_Your task_: Extract all lines that hold the string "triangle".

_Stored items_:
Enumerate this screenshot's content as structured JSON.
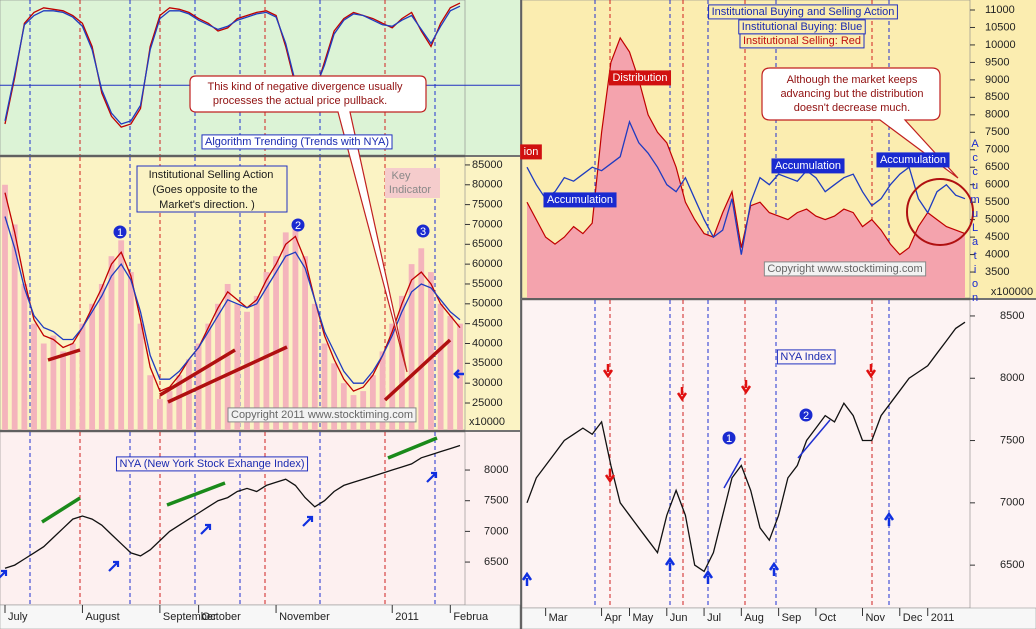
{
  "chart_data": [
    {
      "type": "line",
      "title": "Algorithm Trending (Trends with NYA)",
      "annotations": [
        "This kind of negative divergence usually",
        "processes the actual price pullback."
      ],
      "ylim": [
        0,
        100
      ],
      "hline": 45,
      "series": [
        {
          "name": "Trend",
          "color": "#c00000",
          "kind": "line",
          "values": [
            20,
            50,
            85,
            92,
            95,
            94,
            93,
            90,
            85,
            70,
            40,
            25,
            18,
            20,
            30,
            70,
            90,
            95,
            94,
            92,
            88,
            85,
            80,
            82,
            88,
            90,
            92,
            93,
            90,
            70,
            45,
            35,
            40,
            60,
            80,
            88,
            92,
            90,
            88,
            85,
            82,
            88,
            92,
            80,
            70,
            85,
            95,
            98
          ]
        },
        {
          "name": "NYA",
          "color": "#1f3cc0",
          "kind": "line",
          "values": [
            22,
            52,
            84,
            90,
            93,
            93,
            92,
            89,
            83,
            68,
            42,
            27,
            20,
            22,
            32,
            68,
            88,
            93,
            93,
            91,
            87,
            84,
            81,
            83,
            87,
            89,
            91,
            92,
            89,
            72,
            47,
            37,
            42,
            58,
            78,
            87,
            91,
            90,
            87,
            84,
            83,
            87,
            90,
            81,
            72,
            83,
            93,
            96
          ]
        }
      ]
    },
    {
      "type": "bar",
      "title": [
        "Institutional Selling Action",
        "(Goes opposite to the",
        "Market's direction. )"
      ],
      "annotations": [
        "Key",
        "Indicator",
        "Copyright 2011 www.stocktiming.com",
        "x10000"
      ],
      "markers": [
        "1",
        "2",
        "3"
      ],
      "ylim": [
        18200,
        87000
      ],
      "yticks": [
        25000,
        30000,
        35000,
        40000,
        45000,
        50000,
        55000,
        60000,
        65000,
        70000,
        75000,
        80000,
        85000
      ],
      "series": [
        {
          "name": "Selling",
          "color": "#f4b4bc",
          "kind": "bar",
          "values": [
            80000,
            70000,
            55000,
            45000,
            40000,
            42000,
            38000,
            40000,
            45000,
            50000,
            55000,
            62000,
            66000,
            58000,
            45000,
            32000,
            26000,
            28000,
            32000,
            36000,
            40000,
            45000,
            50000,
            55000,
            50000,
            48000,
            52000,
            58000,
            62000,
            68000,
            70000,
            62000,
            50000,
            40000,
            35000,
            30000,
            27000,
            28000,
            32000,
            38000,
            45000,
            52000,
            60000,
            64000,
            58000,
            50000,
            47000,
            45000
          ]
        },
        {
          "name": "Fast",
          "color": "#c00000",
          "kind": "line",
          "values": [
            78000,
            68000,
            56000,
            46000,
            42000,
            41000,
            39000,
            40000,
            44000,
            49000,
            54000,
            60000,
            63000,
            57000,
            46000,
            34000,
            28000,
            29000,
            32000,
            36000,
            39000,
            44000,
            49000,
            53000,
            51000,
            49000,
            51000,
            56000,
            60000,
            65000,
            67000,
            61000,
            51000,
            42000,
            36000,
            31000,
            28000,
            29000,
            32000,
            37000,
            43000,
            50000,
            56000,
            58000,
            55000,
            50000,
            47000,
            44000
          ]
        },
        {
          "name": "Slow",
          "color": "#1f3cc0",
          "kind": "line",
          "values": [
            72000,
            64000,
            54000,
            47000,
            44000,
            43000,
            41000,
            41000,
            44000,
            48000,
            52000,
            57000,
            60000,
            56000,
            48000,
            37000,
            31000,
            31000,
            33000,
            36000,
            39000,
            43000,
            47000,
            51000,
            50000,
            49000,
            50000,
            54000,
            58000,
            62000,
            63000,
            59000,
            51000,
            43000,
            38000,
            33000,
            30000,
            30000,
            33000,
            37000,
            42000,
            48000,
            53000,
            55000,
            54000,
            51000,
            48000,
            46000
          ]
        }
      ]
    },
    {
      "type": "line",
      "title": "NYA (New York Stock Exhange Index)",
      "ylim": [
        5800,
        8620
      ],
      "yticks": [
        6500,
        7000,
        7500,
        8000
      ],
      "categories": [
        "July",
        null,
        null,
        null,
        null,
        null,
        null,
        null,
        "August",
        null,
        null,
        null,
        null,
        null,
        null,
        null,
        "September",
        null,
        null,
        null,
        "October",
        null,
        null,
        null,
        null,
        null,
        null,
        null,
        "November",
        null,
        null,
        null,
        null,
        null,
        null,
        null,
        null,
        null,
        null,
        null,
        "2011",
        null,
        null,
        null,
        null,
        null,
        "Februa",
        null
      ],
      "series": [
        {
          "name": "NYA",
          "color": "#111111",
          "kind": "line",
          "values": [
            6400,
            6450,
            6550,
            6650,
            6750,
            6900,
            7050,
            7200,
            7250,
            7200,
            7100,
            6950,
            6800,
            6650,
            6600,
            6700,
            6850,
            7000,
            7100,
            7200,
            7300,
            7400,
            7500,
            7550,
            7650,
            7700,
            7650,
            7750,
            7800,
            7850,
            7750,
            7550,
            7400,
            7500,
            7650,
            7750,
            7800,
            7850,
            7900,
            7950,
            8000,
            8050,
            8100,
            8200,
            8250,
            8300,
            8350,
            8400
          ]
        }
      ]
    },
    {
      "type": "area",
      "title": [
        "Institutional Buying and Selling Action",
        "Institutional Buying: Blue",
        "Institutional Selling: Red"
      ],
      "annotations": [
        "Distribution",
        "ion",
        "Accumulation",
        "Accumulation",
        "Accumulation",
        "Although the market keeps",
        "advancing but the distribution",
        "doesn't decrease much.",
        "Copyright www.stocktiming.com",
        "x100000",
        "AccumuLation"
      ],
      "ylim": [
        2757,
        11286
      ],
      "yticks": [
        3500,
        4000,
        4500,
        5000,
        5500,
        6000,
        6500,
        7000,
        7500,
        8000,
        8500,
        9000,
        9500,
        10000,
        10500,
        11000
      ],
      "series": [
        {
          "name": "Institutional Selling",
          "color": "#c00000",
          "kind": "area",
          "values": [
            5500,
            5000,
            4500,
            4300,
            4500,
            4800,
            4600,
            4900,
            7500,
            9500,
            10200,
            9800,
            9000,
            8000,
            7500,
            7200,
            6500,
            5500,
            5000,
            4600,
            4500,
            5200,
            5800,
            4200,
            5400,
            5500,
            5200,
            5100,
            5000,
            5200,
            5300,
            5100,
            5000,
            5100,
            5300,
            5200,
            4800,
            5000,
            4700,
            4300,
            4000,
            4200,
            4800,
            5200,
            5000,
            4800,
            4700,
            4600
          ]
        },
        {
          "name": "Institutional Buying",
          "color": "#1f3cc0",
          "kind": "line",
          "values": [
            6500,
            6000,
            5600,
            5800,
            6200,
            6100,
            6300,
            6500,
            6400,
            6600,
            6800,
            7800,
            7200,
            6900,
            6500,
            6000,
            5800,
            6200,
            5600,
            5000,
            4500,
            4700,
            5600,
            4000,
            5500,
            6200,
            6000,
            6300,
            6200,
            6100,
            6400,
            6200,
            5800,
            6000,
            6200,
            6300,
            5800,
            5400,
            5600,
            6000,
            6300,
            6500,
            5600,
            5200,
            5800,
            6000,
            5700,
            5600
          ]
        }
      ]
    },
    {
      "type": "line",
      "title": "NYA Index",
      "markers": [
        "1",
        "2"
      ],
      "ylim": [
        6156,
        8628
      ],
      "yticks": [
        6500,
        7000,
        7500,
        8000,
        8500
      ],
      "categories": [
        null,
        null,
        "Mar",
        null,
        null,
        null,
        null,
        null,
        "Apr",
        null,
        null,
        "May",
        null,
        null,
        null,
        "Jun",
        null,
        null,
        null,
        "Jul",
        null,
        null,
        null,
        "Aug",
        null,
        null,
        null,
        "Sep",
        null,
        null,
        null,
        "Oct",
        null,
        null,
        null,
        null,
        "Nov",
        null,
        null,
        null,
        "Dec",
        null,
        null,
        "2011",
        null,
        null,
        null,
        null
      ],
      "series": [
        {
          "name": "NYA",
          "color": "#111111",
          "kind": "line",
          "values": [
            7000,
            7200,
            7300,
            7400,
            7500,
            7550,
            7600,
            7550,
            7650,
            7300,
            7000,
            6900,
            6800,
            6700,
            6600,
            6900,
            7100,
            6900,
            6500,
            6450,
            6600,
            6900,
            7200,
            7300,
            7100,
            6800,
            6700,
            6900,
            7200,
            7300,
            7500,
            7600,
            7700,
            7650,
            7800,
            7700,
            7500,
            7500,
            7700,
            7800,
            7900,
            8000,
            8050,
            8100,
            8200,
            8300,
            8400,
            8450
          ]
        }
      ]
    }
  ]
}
...
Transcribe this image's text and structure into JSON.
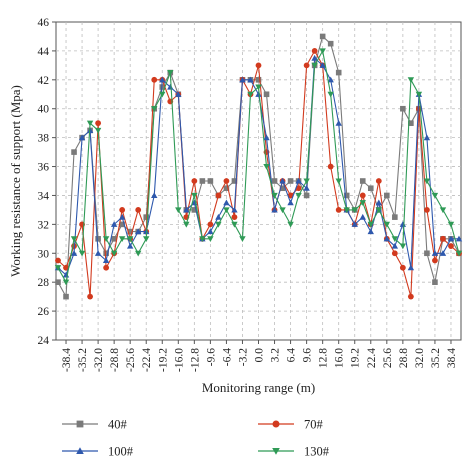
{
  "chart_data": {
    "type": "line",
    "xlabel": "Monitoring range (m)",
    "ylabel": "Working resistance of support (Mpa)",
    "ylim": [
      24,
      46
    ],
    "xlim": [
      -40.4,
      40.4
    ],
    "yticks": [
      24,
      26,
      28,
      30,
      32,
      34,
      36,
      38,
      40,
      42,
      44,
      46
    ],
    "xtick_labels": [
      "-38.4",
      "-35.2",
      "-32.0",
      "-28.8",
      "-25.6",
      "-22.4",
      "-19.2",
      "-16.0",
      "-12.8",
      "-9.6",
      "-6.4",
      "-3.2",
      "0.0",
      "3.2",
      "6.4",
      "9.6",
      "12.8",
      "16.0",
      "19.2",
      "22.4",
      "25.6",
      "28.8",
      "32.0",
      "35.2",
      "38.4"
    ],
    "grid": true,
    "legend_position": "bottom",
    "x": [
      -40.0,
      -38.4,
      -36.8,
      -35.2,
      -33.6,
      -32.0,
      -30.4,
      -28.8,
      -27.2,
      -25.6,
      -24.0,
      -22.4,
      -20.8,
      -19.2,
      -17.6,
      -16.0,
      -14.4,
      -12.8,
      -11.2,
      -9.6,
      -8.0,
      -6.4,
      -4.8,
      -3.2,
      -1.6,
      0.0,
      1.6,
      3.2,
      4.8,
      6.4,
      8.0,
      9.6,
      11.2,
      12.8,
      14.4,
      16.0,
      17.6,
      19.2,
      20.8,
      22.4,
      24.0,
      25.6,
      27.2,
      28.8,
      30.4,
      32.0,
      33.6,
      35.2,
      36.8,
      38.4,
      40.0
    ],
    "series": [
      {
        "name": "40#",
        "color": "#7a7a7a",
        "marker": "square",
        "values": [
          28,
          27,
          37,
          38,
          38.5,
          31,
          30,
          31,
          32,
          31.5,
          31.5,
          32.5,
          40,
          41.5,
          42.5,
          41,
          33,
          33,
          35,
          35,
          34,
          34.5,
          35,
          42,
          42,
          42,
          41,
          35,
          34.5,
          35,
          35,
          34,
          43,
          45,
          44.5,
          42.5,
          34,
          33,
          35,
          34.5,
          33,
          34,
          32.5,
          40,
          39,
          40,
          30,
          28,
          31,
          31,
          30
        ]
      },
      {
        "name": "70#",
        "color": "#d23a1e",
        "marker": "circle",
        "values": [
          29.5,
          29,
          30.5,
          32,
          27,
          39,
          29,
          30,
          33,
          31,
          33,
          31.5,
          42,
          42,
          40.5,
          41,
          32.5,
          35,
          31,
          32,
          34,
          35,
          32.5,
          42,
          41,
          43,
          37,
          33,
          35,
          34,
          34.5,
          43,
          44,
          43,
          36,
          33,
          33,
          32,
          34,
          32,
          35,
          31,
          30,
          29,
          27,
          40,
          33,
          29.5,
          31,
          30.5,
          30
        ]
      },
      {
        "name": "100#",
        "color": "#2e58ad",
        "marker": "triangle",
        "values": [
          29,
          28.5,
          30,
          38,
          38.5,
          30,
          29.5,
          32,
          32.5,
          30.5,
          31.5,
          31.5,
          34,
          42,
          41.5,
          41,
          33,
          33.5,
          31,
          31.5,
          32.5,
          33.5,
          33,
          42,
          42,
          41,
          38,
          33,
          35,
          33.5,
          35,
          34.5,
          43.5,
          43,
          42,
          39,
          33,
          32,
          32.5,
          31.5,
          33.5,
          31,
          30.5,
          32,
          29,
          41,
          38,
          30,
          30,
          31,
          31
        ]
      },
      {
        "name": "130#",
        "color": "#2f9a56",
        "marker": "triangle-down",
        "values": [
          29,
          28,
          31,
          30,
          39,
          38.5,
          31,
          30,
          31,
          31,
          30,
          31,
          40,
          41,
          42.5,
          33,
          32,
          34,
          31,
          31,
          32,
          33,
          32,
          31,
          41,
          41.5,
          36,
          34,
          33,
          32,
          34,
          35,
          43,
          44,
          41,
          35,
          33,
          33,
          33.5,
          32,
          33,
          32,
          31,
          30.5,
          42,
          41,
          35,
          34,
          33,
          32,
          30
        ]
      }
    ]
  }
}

_Exercise answer_:
        "marker": "triangle",
        "marker": "triangle-down",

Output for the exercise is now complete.